● Provided records
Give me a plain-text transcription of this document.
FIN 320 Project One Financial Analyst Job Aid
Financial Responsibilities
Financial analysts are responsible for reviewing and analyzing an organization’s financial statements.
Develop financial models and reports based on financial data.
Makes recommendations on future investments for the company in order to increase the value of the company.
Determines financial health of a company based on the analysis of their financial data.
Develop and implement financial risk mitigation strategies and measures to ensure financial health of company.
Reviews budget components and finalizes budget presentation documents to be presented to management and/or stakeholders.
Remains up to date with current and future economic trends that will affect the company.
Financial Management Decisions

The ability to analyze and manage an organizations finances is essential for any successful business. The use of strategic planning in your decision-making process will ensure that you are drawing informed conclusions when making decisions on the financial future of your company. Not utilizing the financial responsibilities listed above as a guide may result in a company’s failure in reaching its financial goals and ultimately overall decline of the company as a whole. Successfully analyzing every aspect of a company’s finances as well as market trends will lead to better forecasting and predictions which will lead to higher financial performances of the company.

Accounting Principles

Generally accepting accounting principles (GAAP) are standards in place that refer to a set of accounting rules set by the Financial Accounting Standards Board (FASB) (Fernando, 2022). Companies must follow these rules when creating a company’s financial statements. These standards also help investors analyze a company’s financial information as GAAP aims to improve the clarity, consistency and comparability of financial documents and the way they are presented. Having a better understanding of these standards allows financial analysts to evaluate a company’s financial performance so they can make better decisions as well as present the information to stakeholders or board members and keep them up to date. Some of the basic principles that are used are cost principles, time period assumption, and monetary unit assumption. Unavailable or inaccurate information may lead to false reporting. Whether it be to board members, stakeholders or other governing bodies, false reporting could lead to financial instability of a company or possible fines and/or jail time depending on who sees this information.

● Work to be completed
For the records above, state how many lines include the string "Develop", giving the number and nothing else.

● Answer to this exercise
2